* _STATED TASK_
Identify the lines bearing the string "Elemental" and gather them.
[Start MATERIAL FOR THIS TASK]
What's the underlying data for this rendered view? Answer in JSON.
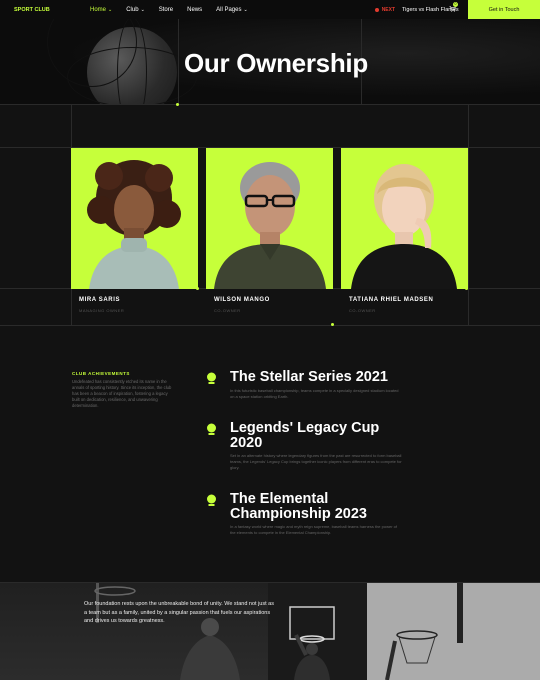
{
  "nav": {
    "logo": "SPORT CLUB",
    "items": [
      {
        "label": "Home",
        "has_dropdown": true,
        "active": true
      },
      {
        "label": "Club",
        "has_dropdown": true
      },
      {
        "label": "Store",
        "has_dropdown": false
      },
      {
        "label": "News",
        "has_dropdown": false
      },
      {
        "label": "All Pages",
        "has_dropdown": true
      }
    ],
    "next_label": "NEXT",
    "next_match": "Tigers vs Flash Flames",
    "cart_count": "0",
    "cta_label": "Get in Touch"
  },
  "hero": {
    "title": "Our Ownership"
  },
  "owners": [
    {
      "name": "MIRA SARIS",
      "role": "MANAGING OWNER"
    },
    {
      "name": "WILSON MANGO",
      "role": "CO-OWNER"
    },
    {
      "name": "TATIANA RHIEL MADSEN",
      "role": "CO-OWNER"
    }
  ],
  "achievements": {
    "kicker": "CLUB ACHIEVEMENTS",
    "intro": "Undefeated has consistently etched its name in the annals of sporting history. Since its inception, the club has been a beacon of inspiration, fostering a legacy built on dedication, resilience, and unwavering determination.",
    "items": [
      {
        "title_line1": "The Stellar Series 2021",
        "title_line2": "",
        "desc": "In this futuristic baseball championship, teams compete in a specially designed stadium located on a space station orbiting Earth."
      },
      {
        "title_line1": "Legends' Legacy Cup",
        "title_line2": "2020",
        "desc": "Set in an alternate history where legendary figures from the past are resurrected to form baseball teams, the Legends' Legacy Cup brings together iconic players from different eras to compete for glory."
      },
      {
        "title_line1": "The Elemental",
        "title_line2": "Championship 2023",
        "desc": "In a fantasy world where magic and myth reign supreme, baseball teams harness the power of the elements to compete in the Elemental Championship."
      }
    ]
  },
  "bottom": {
    "text": "Our foundation rests upon the unbreakable bond of unity. We stand not just as a team but as a family, united by a singular passion that fuels our aspirations and drives us towards greatness."
  },
  "colors": {
    "accent": "#c6ff3a",
    "background": "#121212",
    "next_red": "#e23b2e"
  }
}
[End MATERIAL FOR THIS TASK]
* _WRITTEN SOLUTION_
        "title_line1": "The Elemental",
        "desc": "In a fantasy world where magic and myth reign supreme, baseball teams harness the power of the elements to compete in the Elemental Championship."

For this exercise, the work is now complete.